▶ **REQUIREMENTS**: Repeat every line of the data exactly, but not the pictures.
**** DATA SHOWN
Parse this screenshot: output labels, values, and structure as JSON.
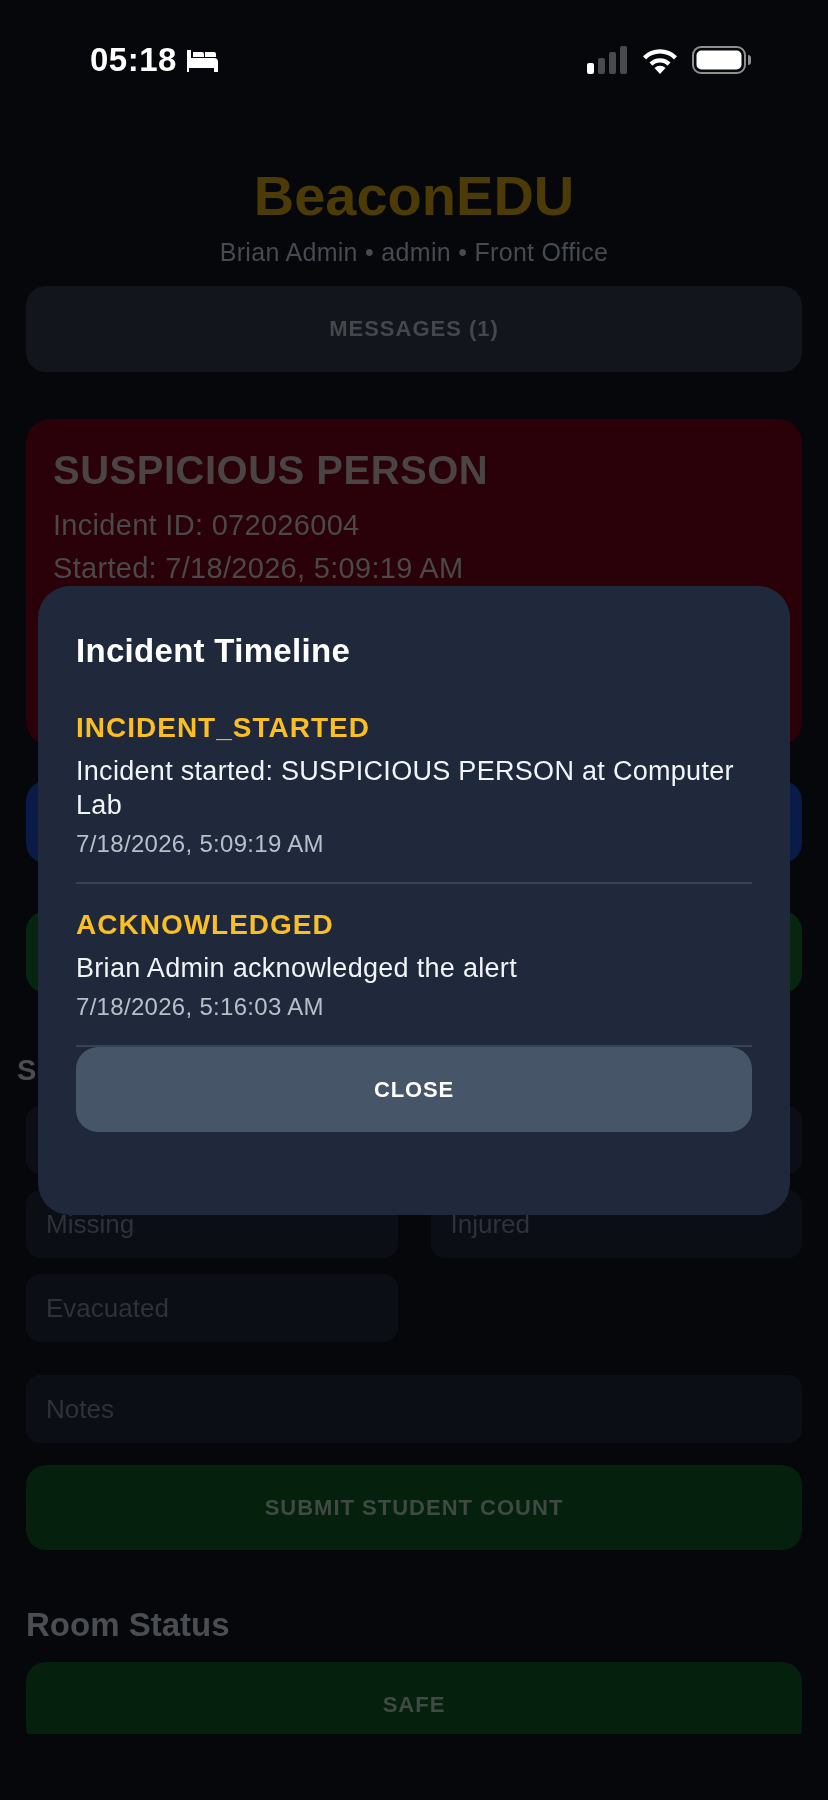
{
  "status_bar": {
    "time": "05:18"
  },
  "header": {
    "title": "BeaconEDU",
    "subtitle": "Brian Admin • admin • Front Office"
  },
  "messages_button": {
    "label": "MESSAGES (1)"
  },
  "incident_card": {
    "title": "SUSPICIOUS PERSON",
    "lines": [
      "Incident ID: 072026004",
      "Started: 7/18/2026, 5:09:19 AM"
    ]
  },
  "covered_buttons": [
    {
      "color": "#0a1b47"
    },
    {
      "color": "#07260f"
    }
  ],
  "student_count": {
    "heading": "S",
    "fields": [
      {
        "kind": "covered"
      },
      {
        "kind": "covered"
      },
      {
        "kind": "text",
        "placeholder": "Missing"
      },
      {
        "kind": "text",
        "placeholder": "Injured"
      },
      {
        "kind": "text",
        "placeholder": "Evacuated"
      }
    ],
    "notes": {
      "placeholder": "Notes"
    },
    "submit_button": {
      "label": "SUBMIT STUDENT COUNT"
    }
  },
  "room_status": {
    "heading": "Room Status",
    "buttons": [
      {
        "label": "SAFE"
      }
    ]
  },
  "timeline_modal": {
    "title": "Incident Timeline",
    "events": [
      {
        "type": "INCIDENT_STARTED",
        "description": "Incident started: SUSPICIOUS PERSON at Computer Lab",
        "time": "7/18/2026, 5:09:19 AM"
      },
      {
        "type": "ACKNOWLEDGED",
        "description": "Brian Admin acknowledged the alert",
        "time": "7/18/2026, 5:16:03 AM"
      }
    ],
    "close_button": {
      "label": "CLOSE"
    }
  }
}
********
▶ **RIGHT ANSWER**:
Parse this screenshot: output labels, values, and structure as JSON.
{
  "status_bar": {
    "time": "05:18"
  },
  "header": {
    "title": "BeaconEDU",
    "subtitle": "Brian Admin • admin • Front Office"
  },
  "messages_button": {
    "label": "MESSAGES (1)"
  },
  "incident_card": {
    "title": "SUSPICIOUS PERSON",
    "lines": [
      "Incident ID: 072026004",
      "Started: 7/18/2026, 5:09:19 AM"
    ]
  },
  "covered_buttons": [
    {
      "color": "#0a1b47"
    },
    {
      "color": "#07260f"
    }
  ],
  "student_count": {
    "heading": "S",
    "fields": [
      {
        "kind": "covered"
      },
      {
        "kind": "covered"
      },
      {
        "kind": "text",
        "placeholder": "Missing"
      },
      {
        "kind": "text",
        "placeholder": "Injured"
      },
      {
        "kind": "text",
        "placeholder": "Evacuated"
      }
    ],
    "notes": {
      "placeholder": "Notes"
    },
    "submit_button": {
      "label": "SUBMIT STUDENT COUNT"
    }
  },
  "room_status": {
    "heading": "Room Status",
    "buttons": [
      {
        "label": "SAFE"
      }
    ]
  },
  "timeline_modal": {
    "title": "Incident Timeline",
    "events": [
      {
        "type": "INCIDENT_STARTED",
        "description": "Incident started: SUSPICIOUS PERSON at Computer Lab",
        "time": "7/18/2026, 5:09:19 AM"
      },
      {
        "type": "ACKNOWLEDGED",
        "description": "Brian Admin acknowledged the alert",
        "time": "7/18/2026, 5:16:03 AM"
      }
    ],
    "close_button": {
      "label": "CLOSE"
    }
  }
}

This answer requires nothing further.